--- Records for processing ---
══════════

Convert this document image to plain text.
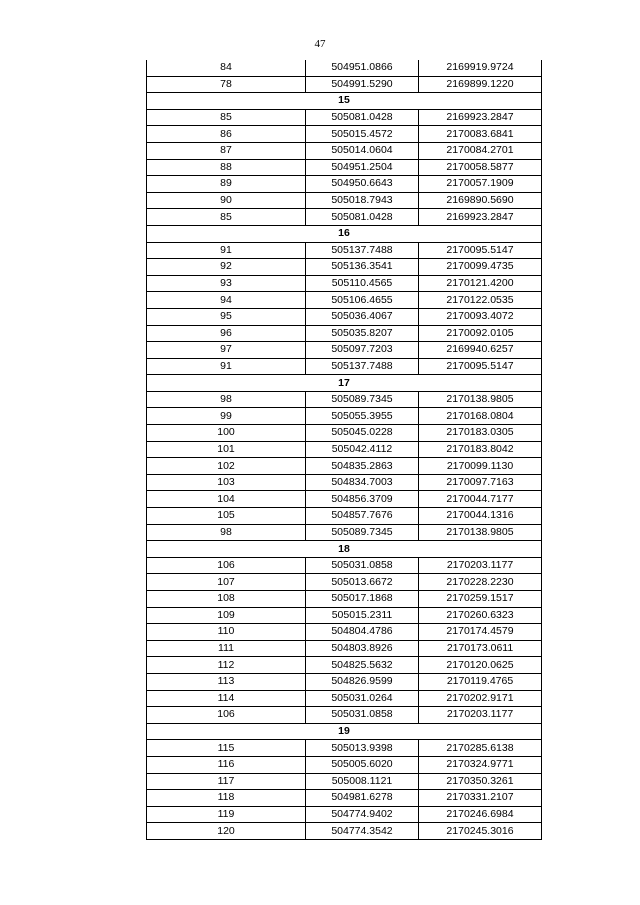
47
84	504951.0866	2169919.9724
78	504991.5290	2169899.1220
15		
85	505081.0428	2169923.2847
86	505015.4572	2170083.6841
87	505014.0604	2170084.2701
88	504951.2504	2170058.5877
89	504950.6643	2170057.1909
90	505018.7943	2169890.5690
85	505081.0428	2169923.2847
16		
91	505137.7488	2170095.5147
92	505136.3541	2170099.4735
93	505110.4565	2170121.4200
94	505106.4655	2170122.0535
95	505036.4067	2170093.4072
96	505035.8207	2170092.0105
97	505097.7203	2169940.6257
91	505137.7488	2170095.5147
17		
98	505089.7345	2170138.9805
99	505055.3955	2170168.0804
100	505045.0228	2170183.0305
101	505042.4112	2170183.8042
102	504835.2863	2170099.1130
103	504834.7003	2170097.7163
104	504856.3709	2170044.7177
105	504857.7676	2170044.1316
98	505089.7345	2170138.9805
18		
106	505031.0858	2170203.1177
107	505013.6672	2170228.2230
108	505017.1868	2170259.1517
109	505015.2311	2170260.6323
110	504804.4786	2170174.4579
111	504803.8926	2170173.0611
112	504825.5632	2170120.0625
113	504826.9599	2170119.4765
114	505031.0264	2170202.9171
106	505031.0858	2170203.1177
19		
115	505013.9398	2170285.6138
116	505005.6020	2170324.9771
117	505008.1121	2170350.3261
118	504981.6278	2170331.2107
119	504774.9402	2170246.6984
120	504774.3542	2170245.3016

══════════

--- Required work ---
Repeat the records above exactly, omitting every picture.

--- Written answer ---
Convert this document image to plain text.
47
84	504951.0866	2169919.9724
78	504991.5290	2169899.1220
15		
85	505081.0428	2169923.2847
86	505015.4572	2170083.6841
87	505014.0604	2170084.2701
88	504951.2504	2170058.5877
89	504950.6643	2170057.1909
90	505018.7943	2169890.5690
85	505081.0428	2169923.2847
16		
91	505137.7488	2170095.5147
92	505136.3541	2170099.4735
93	505110.4565	2170121.4200
94	505106.4655	2170122.0535
95	505036.4067	2170093.4072
96	505035.8207	2170092.0105
97	505097.7203	2169940.6257
91	505137.7488	2170095.5147
17		
98	505089.7345	2170138.9805
99	505055.3955	2170168.0804
100	505045.0228	2170183.0305
101	505042.4112	2170183.8042
102	504835.2863	2170099.1130
103	504834.7003	2170097.7163
104	504856.3709	2170044.7177
105	504857.7676	2170044.1316
98	505089.7345	2170138.9805
18		
106	505031.0858	2170203.1177
107	505013.6672	2170228.2230
108	505017.1868	2170259.1517
109	505015.2311	2170260.6323
110	504804.4786	2170174.4579
111	504803.8926	2170173.0611
112	504825.5632	2170120.0625
113	504826.9599	2170119.4765
114	505031.0264	2170202.9171
106	505031.0858	2170203.1177
19		
115	505013.9398	2170285.6138
116	505005.6020	2170324.9771
117	505008.1121	2170350.3261
118	504981.6278	2170331.2107
119	504774.9402	2170246.6984
120	504774.3542	2170245.3016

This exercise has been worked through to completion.